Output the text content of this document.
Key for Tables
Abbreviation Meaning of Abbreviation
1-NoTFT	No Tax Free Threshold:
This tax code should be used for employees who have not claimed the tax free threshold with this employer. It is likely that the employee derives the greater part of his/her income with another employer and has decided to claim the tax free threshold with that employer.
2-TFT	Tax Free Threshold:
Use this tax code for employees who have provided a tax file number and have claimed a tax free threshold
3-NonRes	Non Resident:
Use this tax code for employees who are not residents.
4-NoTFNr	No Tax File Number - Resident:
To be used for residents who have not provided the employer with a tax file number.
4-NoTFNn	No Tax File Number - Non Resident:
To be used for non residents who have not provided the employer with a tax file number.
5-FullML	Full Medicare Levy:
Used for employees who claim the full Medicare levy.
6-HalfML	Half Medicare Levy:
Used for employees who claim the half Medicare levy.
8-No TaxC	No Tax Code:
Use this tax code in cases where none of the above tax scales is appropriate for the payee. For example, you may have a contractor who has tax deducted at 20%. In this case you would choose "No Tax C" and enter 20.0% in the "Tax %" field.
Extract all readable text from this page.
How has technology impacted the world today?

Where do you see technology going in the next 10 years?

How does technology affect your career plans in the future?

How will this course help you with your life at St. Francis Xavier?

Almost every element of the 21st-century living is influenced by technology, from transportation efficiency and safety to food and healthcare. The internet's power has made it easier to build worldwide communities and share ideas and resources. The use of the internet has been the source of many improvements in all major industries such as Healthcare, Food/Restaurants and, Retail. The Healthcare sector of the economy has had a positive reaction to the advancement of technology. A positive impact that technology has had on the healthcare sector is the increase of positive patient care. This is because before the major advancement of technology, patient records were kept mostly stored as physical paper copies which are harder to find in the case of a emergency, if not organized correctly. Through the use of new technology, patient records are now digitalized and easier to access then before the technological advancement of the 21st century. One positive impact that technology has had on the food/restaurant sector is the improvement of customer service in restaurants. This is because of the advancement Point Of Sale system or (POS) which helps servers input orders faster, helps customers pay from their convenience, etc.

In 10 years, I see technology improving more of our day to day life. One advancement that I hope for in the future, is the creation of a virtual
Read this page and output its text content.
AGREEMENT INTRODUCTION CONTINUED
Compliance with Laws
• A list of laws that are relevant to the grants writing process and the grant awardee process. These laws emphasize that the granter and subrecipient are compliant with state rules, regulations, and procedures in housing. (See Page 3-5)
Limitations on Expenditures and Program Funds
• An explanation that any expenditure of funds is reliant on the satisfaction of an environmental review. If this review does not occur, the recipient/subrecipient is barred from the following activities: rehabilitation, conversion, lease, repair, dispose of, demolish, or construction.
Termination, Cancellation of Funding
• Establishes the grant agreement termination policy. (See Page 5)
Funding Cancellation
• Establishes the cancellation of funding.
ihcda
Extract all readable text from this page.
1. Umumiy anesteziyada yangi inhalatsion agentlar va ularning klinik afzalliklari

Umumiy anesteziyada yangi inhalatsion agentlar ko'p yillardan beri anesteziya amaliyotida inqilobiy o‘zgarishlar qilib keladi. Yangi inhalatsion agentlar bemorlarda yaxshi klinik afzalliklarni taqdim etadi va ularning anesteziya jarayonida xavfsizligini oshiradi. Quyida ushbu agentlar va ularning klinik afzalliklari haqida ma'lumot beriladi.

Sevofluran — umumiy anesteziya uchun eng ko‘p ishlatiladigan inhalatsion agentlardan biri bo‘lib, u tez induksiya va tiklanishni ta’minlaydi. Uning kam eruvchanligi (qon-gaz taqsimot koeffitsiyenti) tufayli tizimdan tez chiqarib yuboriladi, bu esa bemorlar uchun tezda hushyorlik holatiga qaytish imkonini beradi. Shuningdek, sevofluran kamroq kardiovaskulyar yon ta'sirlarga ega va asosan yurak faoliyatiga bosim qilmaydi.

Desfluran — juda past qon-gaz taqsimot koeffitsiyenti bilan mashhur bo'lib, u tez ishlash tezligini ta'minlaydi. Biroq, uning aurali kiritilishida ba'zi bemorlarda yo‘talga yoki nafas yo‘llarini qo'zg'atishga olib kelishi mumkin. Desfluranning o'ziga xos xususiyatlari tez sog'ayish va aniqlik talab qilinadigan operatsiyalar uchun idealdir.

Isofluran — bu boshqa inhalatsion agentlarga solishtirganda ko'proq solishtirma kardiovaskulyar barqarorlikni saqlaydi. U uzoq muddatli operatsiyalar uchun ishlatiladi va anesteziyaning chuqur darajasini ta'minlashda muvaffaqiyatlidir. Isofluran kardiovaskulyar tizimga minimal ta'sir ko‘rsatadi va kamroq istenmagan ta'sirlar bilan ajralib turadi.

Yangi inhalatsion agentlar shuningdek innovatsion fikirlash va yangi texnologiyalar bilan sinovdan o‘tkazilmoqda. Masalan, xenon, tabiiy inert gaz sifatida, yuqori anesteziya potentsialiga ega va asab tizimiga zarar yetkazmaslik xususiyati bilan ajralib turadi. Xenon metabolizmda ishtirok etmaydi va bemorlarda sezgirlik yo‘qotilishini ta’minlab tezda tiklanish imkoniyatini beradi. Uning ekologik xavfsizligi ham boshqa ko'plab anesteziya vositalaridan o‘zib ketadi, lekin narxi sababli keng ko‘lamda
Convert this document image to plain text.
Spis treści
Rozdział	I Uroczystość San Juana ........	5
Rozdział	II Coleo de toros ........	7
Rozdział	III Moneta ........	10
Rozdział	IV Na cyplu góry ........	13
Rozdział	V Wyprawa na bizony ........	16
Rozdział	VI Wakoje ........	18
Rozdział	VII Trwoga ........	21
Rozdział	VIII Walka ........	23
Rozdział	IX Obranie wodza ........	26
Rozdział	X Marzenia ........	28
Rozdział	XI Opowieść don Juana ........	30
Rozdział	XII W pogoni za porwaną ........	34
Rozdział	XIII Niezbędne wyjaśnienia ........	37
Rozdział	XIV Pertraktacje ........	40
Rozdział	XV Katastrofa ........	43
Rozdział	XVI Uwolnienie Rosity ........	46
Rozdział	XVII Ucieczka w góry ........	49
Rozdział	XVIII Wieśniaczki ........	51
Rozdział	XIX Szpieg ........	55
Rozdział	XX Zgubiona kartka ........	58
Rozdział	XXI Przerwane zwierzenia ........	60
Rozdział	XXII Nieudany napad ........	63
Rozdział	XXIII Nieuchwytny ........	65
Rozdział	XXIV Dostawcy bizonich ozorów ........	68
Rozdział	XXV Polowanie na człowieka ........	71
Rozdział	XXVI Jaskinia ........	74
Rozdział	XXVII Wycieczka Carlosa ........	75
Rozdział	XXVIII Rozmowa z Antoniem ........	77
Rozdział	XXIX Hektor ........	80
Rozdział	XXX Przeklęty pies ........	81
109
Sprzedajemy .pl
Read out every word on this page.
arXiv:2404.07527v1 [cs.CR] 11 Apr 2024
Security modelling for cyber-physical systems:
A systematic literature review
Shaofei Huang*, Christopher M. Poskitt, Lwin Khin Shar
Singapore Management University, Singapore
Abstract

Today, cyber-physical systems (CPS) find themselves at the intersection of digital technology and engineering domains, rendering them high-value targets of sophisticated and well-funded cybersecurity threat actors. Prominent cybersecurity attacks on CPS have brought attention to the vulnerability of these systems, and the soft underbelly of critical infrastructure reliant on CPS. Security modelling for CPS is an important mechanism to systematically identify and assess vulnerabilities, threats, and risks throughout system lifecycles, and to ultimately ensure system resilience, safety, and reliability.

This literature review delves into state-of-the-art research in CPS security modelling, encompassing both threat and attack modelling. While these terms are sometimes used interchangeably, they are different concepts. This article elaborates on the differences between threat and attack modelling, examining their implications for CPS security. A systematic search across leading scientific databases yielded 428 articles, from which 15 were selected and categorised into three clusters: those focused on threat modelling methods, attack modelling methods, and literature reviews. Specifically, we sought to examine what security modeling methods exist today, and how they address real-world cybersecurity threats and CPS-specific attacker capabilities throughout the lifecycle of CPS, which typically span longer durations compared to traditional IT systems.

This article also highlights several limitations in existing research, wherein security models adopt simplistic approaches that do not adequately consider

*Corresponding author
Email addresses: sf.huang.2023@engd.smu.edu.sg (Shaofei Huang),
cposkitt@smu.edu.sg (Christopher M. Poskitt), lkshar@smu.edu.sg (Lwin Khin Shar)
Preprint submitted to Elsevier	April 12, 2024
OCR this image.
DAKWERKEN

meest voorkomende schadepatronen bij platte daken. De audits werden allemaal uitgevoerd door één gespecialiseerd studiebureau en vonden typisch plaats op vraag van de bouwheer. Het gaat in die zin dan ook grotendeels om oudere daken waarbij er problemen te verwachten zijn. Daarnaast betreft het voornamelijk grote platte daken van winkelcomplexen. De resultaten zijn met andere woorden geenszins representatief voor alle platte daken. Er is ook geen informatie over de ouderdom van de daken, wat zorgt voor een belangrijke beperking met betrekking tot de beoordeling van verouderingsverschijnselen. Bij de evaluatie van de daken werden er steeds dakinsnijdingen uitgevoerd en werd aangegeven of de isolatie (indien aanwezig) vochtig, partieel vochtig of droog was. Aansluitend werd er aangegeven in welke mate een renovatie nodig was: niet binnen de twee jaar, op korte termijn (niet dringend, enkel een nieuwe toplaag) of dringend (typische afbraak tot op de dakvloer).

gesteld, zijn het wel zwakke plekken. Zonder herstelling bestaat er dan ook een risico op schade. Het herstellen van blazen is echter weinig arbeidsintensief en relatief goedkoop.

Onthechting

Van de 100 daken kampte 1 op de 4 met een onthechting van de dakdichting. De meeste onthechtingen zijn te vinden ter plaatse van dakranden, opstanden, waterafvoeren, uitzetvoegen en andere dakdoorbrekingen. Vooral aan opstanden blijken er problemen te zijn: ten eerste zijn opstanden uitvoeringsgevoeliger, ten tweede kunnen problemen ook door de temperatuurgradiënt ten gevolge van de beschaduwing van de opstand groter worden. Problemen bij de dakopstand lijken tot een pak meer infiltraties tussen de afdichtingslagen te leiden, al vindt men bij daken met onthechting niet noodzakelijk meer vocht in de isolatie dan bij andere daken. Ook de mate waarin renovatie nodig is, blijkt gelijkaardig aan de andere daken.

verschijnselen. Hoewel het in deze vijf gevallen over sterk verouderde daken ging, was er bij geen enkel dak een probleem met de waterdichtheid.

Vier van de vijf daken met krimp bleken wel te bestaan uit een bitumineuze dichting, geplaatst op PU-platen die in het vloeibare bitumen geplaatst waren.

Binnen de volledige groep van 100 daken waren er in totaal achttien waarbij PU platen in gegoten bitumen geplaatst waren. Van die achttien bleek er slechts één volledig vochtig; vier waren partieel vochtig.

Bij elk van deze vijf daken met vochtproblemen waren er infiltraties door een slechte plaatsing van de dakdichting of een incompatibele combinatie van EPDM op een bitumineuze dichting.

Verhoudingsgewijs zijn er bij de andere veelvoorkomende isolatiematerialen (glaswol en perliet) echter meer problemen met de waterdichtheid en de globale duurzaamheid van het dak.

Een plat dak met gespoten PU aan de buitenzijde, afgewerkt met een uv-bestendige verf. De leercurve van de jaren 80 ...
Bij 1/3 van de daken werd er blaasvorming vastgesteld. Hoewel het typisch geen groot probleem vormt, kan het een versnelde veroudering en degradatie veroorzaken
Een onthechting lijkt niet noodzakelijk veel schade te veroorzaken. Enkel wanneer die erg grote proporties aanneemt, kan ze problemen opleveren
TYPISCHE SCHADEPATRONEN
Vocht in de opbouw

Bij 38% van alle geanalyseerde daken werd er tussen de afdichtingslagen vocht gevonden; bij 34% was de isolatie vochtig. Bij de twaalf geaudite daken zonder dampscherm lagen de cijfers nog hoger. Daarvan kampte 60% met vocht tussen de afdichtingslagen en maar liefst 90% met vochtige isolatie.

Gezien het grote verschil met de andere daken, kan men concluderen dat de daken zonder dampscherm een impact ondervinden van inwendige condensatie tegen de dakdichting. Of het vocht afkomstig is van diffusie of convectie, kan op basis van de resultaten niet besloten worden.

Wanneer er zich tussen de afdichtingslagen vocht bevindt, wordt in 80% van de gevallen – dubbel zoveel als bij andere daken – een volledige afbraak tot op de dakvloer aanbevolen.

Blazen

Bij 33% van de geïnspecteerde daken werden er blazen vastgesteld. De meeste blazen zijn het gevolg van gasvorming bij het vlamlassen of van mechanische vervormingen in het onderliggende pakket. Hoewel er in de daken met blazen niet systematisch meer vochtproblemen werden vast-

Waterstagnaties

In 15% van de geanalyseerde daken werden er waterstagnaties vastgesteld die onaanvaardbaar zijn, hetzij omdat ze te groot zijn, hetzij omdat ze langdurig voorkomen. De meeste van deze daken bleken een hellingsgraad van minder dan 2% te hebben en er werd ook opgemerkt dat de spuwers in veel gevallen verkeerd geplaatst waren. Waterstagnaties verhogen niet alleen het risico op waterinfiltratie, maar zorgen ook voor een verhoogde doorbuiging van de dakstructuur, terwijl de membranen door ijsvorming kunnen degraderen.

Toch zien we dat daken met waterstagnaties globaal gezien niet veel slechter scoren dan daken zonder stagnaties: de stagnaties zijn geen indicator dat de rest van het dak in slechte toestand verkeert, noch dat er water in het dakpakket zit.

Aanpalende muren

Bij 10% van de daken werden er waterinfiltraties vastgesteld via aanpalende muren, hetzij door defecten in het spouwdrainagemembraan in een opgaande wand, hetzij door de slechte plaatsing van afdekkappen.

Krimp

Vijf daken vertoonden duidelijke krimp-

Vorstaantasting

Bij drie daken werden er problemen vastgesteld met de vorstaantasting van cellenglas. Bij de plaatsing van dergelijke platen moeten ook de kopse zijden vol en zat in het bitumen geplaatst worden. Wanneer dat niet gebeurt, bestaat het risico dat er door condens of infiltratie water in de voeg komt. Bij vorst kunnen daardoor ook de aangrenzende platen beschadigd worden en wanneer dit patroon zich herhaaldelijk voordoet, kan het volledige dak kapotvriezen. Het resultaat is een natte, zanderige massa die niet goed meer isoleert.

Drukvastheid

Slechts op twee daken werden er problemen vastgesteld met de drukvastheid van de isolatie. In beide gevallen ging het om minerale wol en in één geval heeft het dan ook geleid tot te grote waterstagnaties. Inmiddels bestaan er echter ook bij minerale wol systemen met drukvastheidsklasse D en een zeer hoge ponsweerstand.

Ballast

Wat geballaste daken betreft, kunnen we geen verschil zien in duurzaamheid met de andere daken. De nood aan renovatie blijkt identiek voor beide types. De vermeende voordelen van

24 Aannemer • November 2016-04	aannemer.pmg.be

▶ _WRITTEN TASK_:
Find the string "blijkt" in the listing and return every line that holds it.

▶ _WRITTEN SOLUTION_:
Van de 100 daken kampte 1 op de 4 met een onthechting van de dakdichting. De meeste onthechtingen zijn te vinden ter plaatse van dakranden, opstanden, waterafvoeren, uitzetvoegen en andere dakdoorbrekingen. Vooral aan opstanden blijken er problemen te zijn: ten eerste zijn opstanden uitvoeringsgevoeliger, ten tweede kunnen problemen ook door de temperatuurgradiënt ten gevolge van de beschaduwing van de opstand groter worden. Problemen bij de dakopstand lijken tot een pak meer infiltraties tussen de afdichtingslagen te leiden, al vindt men bij daken met onthechting niet noodzakelijk meer vocht in de isolatie dan bij andere daken. Ook de mate waarin renovatie nodig is, blijkt gelijkaardig aan de andere daken.
Wat geballaste daken betreft, kunnen we geen verschil zien in duurzaamheid met de andere daken. De nood aan renovatie blijkt identiek voor beide types. De vermeende voordelen van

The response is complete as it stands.